▼▼▼

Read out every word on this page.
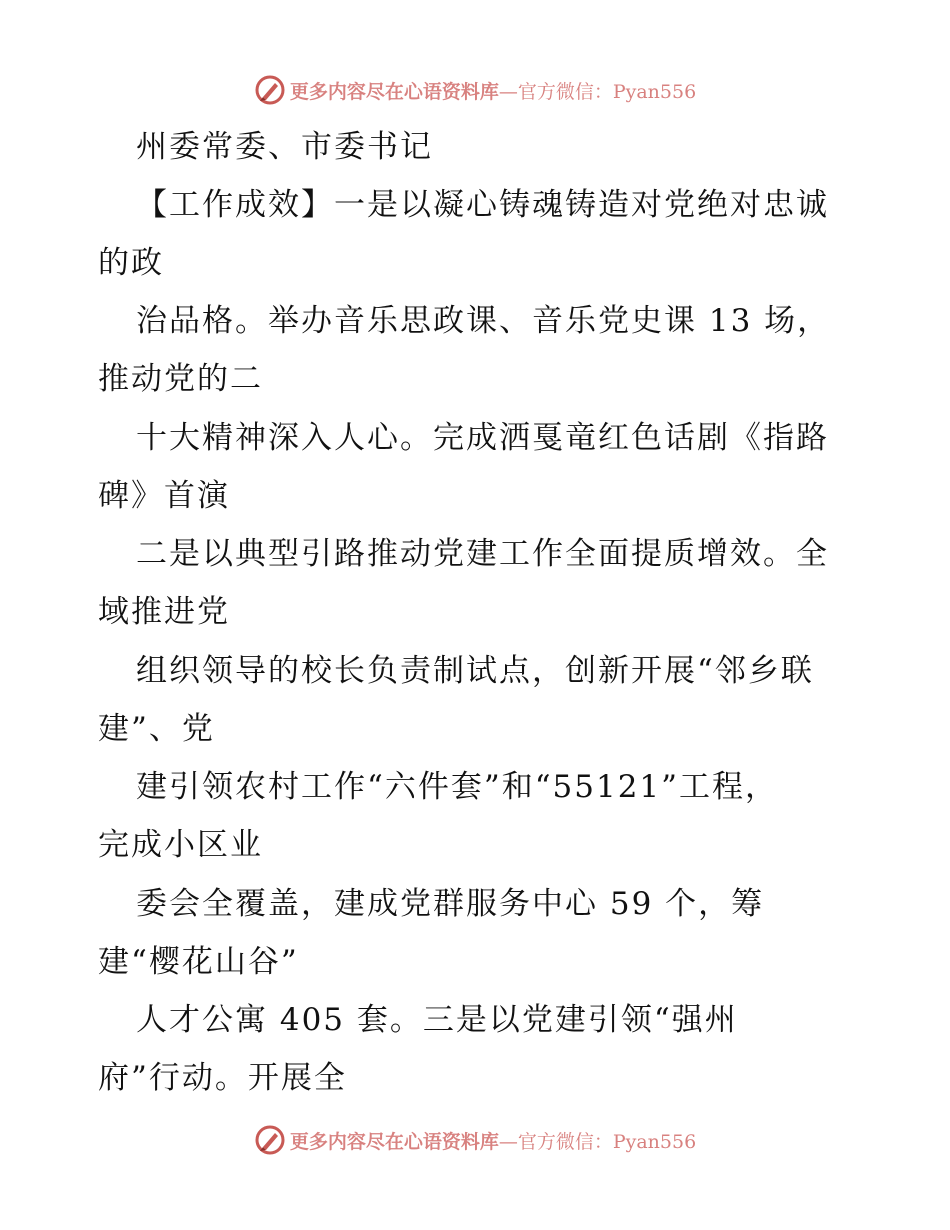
更多内容尽在心语资料库—官方微信：Pyan556
州委常委、市委书记
【工作成效】一是以凝心铸魂铸造对党绝对忠诚
的政
治品格。举办音乐思政课、音乐党史课 13 场，
推动党的二
十大精神深入人心。完成洒戛竜红色话剧《指路
碑》首演
二是以典型引路推动党建工作全面提质增效。全
域推进党
组织领导的校长负责制试点，创新开展“邻乡联
建”、党
建引领农村工作“六件套”和“55121”工程，
完成小区业
委会全覆盖，建成党群服务中心 59 个，筹
建“樱花山谷”
人才公寓 405 套。三是以党建引领“强州
府”行动。开展全
更多内容尽在心语资料库—官方微信：Pyan556
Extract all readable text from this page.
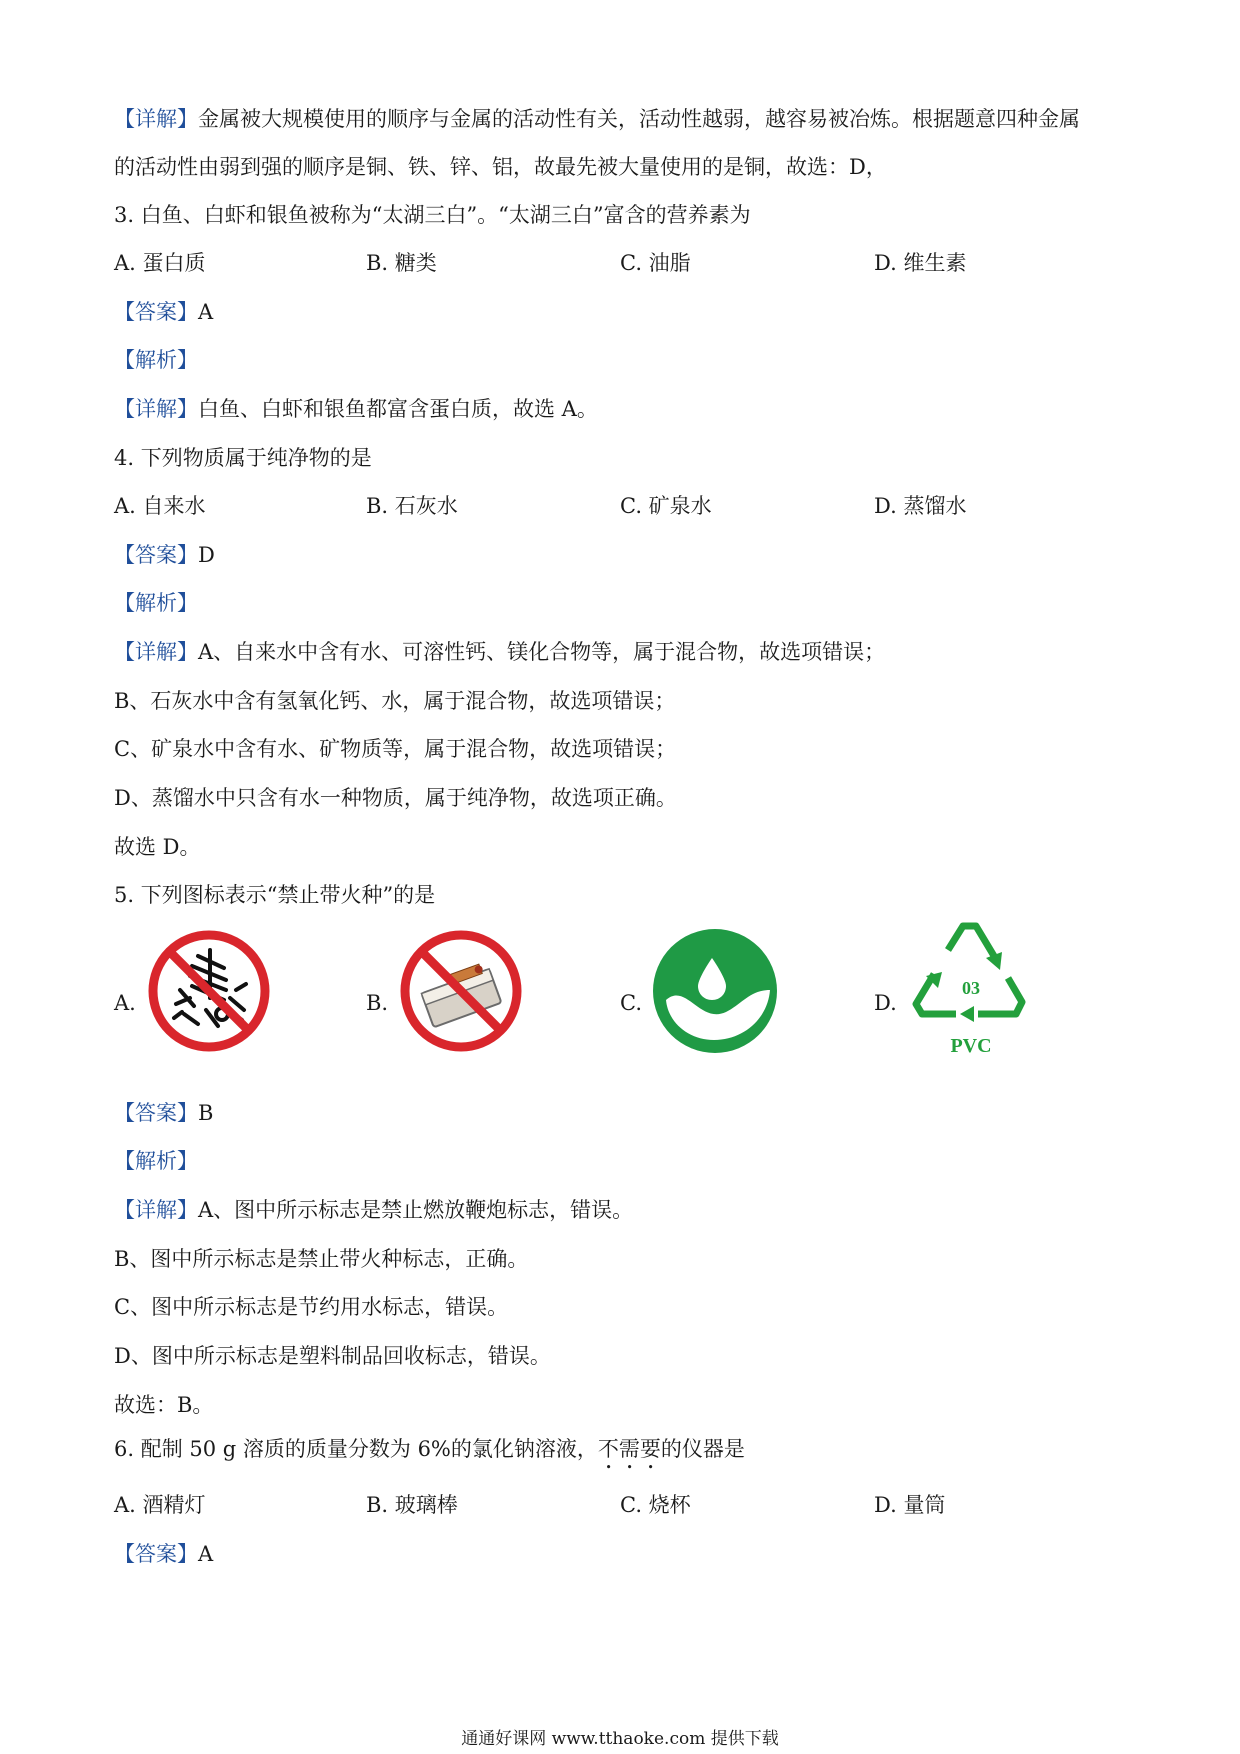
【详解】金属被大规模使用的顺序与金属的活动性有关，活动性越弱，越容易被冶炼。根据题意四种金属
的活动性由弱到强的顺序是铜、铁、锌、铝，故最先被大量使用的是铜，故选：D，
3. 白鱼、白虾和银鱼被称为“太湖三白”。“太湖三白”富含的营养素为
A. 蛋白质	B. 糖类	C. 油脂	D. 维生素
【答案】A
【解析】
【详解】白鱼、白虾和银鱼都富含蛋白质，故选 A。
4. 下列物质属于纯净物的是
A. 自来水	B. 石灰水	C. 矿泉水	D. 蒸馏水
【答案】D
【解析】
【详解】A、自来水中含有水、可溶性钙、镁化合物等，属于混合物，故选项错误；
B、石灰水中含有氢氧化钙、水，属于混合物，故选项错误；
C、矿泉水中含有水、矿物质等，属于混合物，故选项错误；
D、蒸馏水中只含有水一种物质，属于纯净物，故选项正确。
故选 D。
5. 下列图标表示“禁止带火种”的是
A.	B.	C.	D.
03
PVC
【答案】B
【解析】
【详解】A、图中所示标志是禁止燃放鞭炮标志，错误。
B、图中所示标志是禁止带火种标志，正确。
C、图中所示标志是节约用水标志，错误。
D、图中所示标志是塑料制品回收标志，错误。
故选：B。
6. 配制 50 g 溶质的质量分数为 6%的氯化钠溶液，不需要的仪器是
A. 酒精灯	B. 玻璃棒	C. 烧杯	D. 量筒
【答案】A
通通好课网 www.tthaoke.com 提供下载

▲▲▲

*Required work*
Only lines with the word "属于混合物" should be collected from the material.

*Reply*
【详解】A、自来水中含有水、可溶性钙、镁化合物等，属于混合物，故选项错误；
B、石灰水中含有氢氧化钙、水，属于混合物，故选项错误；
C、矿泉水中含有水、矿物质等，属于混合物，故选项错误；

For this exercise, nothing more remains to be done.